WHAT THE EXERCISE ASKS:
Only a number is wanted. Count the lines holding the string "UnisProject".

STORED ROWS:

=-=-=

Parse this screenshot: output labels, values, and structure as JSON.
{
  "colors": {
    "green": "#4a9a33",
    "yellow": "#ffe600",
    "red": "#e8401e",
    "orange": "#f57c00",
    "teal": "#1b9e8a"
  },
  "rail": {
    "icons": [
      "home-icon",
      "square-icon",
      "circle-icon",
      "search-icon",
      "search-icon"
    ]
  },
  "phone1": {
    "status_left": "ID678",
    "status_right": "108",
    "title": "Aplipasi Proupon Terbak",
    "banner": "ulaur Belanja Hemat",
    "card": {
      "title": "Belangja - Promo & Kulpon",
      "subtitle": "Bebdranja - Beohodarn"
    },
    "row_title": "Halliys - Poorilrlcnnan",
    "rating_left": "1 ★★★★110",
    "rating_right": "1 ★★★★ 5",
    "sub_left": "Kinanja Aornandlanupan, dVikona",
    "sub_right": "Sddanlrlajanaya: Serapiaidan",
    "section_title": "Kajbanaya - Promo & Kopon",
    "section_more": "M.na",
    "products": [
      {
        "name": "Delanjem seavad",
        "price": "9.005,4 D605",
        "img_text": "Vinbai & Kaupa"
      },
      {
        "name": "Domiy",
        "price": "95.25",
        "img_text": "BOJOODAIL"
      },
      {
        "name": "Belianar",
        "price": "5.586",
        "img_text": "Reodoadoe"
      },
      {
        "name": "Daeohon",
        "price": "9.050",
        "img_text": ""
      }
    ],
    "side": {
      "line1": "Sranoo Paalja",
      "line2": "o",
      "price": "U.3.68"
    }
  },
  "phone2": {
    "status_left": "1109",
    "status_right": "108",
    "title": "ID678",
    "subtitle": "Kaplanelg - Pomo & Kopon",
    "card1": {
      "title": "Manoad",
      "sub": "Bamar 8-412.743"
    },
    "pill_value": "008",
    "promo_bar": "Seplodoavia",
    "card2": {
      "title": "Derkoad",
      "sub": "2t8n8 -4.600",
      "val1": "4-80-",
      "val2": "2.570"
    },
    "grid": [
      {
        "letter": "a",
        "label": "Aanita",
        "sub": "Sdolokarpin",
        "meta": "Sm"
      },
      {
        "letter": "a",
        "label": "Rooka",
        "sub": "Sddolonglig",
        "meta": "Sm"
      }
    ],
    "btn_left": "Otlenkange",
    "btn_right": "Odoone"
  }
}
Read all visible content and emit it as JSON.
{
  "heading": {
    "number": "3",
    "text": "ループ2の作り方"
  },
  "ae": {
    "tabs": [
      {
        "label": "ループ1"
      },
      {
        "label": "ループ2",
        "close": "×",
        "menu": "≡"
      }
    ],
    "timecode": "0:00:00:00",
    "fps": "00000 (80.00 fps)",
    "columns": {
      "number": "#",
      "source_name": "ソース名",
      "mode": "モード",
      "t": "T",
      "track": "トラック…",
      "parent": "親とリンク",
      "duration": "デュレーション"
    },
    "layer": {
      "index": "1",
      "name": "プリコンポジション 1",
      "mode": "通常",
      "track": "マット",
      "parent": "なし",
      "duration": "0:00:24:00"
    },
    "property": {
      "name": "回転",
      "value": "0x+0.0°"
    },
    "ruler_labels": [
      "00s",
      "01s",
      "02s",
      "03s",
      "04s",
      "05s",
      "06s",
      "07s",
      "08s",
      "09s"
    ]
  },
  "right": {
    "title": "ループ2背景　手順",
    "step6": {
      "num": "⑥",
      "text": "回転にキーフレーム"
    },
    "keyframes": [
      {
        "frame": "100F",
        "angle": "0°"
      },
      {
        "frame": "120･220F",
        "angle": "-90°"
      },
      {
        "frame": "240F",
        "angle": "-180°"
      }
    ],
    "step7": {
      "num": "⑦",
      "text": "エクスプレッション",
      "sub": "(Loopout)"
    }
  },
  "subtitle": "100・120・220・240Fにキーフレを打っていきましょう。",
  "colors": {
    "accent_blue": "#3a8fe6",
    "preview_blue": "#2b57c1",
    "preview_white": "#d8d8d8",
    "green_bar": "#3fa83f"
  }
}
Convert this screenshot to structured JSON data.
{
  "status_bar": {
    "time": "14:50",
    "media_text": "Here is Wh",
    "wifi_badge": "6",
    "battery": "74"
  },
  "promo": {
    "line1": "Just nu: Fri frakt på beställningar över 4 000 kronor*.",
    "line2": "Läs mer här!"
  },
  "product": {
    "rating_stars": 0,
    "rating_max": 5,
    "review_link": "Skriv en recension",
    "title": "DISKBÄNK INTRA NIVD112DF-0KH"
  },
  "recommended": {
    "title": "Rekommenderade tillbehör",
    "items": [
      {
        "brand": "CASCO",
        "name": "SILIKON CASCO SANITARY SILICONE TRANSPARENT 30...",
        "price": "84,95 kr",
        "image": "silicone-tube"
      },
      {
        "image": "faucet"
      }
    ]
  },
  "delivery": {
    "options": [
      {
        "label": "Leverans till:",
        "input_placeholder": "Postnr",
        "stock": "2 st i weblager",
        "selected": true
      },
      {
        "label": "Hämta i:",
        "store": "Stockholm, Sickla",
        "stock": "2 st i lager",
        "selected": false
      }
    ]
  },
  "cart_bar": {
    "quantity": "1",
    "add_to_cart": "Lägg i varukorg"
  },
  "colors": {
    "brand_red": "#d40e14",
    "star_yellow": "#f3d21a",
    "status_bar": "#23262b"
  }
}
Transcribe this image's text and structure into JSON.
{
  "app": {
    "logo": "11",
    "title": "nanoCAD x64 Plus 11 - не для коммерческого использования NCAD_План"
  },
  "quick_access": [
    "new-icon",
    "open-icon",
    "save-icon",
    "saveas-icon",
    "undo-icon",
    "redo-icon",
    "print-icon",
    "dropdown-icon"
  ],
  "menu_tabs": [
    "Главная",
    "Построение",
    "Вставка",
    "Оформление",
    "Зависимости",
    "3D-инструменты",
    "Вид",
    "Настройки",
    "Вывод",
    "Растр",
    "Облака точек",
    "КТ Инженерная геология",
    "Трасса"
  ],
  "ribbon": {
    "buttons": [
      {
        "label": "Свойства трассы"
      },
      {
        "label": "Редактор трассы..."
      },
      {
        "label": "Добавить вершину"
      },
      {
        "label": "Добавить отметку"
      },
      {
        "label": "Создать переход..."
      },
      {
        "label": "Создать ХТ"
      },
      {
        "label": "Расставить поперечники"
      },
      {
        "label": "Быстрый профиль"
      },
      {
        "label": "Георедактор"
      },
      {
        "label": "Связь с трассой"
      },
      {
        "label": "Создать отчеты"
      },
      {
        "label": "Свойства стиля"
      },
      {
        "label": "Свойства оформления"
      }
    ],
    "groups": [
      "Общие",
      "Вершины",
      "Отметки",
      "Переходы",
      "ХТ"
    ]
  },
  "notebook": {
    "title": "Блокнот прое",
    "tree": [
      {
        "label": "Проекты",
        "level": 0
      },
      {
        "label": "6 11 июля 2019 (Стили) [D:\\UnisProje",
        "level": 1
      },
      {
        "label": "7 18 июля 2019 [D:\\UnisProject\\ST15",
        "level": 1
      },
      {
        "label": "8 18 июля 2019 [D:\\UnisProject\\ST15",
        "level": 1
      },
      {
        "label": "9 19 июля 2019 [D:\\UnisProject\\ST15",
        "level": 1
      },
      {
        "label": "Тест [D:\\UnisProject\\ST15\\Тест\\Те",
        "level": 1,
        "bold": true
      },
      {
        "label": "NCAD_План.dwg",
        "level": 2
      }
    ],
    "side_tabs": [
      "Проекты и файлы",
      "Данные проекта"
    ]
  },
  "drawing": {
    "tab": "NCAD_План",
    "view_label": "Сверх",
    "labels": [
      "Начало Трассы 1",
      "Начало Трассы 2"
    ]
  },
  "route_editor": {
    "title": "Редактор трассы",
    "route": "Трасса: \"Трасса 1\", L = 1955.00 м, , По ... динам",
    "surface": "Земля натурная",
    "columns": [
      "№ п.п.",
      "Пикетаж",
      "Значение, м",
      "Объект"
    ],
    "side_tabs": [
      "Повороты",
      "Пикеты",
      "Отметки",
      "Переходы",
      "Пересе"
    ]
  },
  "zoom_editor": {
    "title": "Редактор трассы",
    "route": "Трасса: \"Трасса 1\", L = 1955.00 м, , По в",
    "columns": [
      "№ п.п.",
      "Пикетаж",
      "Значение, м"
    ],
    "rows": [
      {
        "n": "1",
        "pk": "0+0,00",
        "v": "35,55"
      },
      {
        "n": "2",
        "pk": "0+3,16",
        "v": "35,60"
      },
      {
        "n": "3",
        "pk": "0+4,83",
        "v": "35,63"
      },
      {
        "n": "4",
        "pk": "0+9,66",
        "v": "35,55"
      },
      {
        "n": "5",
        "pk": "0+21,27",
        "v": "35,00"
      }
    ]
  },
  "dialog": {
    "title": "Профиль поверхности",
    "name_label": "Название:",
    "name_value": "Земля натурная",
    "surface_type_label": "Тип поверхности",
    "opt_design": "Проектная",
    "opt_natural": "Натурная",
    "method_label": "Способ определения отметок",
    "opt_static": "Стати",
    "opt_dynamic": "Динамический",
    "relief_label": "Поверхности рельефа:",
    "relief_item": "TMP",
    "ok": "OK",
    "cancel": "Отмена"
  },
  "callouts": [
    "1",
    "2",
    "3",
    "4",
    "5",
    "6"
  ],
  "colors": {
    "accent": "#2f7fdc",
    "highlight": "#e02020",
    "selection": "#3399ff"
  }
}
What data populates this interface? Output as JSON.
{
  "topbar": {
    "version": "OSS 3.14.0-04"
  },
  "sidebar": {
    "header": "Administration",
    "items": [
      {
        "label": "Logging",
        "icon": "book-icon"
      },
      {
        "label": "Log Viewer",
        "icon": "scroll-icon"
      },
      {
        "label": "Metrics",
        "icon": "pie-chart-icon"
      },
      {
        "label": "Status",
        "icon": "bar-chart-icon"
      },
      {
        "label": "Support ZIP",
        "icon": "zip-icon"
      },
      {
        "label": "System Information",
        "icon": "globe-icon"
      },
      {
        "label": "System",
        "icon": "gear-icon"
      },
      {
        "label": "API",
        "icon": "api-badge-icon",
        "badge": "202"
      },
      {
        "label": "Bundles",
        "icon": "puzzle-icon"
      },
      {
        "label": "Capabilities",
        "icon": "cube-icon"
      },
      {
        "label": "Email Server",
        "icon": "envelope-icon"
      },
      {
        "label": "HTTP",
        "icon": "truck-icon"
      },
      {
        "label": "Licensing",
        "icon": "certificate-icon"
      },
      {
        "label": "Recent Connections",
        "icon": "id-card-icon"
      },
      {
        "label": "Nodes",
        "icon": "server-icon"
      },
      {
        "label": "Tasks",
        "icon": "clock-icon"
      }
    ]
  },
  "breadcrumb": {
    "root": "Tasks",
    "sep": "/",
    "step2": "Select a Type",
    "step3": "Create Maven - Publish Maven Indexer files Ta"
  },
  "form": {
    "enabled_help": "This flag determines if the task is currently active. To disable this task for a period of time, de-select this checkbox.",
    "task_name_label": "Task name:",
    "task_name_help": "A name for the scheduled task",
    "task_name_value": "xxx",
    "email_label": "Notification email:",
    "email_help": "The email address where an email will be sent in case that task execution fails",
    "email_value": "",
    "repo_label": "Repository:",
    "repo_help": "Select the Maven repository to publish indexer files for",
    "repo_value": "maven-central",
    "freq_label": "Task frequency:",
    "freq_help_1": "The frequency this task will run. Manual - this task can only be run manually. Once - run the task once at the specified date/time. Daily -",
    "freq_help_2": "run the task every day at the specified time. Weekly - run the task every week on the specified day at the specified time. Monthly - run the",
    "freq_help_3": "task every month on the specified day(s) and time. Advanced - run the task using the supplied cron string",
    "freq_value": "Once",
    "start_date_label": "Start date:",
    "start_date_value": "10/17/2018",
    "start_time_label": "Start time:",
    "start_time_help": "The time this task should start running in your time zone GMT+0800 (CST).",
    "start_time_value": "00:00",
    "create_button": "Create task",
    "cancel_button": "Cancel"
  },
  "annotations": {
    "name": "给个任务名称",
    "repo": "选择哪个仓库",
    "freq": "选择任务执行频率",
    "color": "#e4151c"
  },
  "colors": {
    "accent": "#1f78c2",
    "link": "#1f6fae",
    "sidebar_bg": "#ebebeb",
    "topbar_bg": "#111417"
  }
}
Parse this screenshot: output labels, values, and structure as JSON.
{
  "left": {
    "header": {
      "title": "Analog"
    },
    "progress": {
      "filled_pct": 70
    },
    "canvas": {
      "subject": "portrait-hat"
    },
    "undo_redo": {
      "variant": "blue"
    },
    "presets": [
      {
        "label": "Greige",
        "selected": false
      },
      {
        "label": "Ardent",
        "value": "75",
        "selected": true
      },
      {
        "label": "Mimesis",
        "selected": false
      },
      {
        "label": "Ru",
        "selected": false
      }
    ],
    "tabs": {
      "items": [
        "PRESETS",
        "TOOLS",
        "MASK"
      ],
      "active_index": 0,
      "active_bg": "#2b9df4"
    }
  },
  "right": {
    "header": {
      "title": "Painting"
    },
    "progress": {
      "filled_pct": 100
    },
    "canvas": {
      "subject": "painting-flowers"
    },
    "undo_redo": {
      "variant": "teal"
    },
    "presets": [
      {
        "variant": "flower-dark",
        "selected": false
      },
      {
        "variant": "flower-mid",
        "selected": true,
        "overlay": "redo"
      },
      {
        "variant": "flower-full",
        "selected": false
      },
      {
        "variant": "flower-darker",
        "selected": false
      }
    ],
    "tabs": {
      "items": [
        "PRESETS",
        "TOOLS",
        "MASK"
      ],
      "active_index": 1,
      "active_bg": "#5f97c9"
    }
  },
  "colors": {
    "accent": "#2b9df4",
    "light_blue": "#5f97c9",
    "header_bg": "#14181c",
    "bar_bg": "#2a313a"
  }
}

=-=-=

RESPONSE BELOW:
4